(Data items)
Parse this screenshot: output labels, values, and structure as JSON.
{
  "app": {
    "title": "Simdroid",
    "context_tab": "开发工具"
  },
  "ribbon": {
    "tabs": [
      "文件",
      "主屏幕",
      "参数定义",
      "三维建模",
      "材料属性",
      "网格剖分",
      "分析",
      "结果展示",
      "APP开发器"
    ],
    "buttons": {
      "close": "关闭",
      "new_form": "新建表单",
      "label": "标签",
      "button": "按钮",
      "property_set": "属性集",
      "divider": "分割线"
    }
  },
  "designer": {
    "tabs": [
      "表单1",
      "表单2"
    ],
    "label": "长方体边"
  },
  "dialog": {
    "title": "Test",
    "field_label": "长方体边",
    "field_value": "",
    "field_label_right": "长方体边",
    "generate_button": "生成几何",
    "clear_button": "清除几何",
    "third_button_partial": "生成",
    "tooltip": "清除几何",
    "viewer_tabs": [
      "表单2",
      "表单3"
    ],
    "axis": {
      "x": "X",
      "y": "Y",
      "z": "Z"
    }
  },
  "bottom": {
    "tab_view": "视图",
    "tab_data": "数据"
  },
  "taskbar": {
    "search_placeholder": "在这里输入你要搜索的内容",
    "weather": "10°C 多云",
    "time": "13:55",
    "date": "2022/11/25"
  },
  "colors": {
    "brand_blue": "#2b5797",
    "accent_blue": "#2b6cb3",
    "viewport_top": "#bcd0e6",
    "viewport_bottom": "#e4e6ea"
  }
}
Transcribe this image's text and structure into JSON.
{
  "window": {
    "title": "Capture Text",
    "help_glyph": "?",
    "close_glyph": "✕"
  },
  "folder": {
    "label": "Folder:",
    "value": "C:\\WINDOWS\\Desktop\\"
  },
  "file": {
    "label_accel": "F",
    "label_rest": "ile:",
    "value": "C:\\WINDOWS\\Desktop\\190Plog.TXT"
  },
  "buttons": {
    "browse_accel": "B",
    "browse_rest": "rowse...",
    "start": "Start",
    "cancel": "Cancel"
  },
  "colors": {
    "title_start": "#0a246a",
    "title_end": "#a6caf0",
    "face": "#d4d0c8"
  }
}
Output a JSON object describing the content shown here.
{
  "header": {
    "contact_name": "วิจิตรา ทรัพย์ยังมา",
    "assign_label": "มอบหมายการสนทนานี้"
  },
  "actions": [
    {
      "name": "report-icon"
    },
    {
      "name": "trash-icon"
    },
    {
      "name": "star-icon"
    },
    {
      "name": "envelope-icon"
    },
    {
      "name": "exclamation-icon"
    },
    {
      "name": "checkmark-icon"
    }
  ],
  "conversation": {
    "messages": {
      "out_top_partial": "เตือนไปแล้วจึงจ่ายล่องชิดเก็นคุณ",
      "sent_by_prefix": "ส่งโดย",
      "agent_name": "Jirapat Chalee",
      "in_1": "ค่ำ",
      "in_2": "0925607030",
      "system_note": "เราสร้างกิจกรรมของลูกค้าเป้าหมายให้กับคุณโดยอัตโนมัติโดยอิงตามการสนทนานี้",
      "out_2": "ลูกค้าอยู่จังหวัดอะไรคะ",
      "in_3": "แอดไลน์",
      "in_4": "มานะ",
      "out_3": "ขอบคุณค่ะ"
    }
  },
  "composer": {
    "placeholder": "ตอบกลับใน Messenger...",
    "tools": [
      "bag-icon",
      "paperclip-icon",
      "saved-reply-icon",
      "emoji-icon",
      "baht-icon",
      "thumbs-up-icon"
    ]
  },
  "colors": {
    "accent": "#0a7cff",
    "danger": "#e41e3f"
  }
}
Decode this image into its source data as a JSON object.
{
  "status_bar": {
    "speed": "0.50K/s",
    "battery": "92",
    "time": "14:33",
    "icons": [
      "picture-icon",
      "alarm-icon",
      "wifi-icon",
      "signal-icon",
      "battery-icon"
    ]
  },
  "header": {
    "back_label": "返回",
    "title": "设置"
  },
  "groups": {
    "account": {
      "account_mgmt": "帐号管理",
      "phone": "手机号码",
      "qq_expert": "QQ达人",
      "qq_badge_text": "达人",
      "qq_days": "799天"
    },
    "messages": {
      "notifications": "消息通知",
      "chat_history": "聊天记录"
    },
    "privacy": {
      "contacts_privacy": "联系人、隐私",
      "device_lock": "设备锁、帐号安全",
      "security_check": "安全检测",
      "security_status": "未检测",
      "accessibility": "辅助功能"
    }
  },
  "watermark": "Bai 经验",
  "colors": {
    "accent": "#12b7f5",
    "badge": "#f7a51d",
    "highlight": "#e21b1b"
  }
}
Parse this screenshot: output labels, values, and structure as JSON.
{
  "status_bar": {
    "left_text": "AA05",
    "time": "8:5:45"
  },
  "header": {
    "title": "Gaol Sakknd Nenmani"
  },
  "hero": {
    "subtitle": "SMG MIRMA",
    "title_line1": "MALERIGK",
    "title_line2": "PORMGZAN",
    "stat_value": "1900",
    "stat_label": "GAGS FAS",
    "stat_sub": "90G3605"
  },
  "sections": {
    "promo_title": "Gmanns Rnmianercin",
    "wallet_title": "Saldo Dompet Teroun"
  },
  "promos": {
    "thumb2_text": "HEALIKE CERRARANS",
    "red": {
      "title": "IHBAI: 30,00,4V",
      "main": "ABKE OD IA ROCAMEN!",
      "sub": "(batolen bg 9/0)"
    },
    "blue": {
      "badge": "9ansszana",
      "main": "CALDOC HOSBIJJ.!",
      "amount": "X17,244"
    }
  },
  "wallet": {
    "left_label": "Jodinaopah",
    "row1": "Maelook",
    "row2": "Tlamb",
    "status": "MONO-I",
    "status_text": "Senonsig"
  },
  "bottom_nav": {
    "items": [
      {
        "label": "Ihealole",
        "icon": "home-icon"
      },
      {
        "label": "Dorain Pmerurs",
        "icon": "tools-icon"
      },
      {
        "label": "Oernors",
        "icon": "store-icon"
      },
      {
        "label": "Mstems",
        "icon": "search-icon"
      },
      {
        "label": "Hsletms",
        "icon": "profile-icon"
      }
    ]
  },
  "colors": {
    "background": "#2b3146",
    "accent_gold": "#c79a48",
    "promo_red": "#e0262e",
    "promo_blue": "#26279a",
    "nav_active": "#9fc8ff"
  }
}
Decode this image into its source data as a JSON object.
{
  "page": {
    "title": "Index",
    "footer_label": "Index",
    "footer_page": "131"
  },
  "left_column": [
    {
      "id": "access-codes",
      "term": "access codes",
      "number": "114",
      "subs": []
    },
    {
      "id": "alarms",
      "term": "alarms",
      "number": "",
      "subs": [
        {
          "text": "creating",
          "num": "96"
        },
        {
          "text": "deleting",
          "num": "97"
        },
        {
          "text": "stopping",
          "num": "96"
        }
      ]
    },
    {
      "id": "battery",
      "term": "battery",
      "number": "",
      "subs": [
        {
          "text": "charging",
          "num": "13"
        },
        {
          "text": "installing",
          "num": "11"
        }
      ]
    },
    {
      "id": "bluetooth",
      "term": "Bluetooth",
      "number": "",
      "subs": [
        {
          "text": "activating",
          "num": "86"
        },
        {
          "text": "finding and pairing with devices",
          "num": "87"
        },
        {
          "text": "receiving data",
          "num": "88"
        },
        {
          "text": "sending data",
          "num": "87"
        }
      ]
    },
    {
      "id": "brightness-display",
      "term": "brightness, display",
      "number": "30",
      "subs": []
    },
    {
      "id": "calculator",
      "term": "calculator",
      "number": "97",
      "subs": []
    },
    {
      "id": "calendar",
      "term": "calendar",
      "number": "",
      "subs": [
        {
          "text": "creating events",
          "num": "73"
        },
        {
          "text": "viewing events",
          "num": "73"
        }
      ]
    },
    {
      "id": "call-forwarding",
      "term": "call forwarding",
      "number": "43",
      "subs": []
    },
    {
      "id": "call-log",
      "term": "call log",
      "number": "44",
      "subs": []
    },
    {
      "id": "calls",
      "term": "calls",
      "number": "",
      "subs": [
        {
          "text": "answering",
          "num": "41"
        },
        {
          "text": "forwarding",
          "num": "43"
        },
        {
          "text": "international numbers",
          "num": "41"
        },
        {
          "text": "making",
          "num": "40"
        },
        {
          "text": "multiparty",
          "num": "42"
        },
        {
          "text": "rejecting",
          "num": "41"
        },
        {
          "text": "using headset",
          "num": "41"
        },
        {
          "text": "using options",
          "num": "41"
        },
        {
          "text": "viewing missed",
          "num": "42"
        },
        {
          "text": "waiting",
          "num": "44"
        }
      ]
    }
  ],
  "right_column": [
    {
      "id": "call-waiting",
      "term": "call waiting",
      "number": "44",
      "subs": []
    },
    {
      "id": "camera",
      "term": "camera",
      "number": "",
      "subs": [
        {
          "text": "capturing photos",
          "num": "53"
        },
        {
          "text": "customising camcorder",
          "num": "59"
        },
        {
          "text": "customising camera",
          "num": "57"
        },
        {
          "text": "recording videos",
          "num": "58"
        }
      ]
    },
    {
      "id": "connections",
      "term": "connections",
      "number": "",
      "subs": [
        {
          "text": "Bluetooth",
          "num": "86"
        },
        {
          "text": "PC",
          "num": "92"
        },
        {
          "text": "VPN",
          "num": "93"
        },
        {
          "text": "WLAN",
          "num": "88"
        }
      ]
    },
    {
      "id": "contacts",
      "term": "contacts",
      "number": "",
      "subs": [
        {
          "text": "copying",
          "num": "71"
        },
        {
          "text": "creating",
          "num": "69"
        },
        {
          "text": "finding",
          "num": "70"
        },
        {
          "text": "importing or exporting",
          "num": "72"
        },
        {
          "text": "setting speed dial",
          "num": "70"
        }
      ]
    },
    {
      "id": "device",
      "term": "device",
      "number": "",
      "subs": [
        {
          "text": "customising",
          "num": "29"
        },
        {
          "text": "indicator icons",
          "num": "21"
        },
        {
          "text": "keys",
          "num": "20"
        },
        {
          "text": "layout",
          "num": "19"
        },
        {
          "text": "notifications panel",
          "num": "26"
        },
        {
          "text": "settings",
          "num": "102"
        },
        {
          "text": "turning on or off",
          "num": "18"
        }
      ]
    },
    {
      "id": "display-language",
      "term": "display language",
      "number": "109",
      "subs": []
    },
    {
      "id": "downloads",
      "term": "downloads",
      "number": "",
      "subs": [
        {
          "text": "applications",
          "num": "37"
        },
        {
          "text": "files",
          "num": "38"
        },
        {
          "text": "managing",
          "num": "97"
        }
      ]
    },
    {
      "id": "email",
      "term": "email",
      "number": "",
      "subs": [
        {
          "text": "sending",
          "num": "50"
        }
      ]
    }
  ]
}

• [Exercise objective] Give only a number: how many lines of the data hold the string "display"?

• [Exercise answer] 4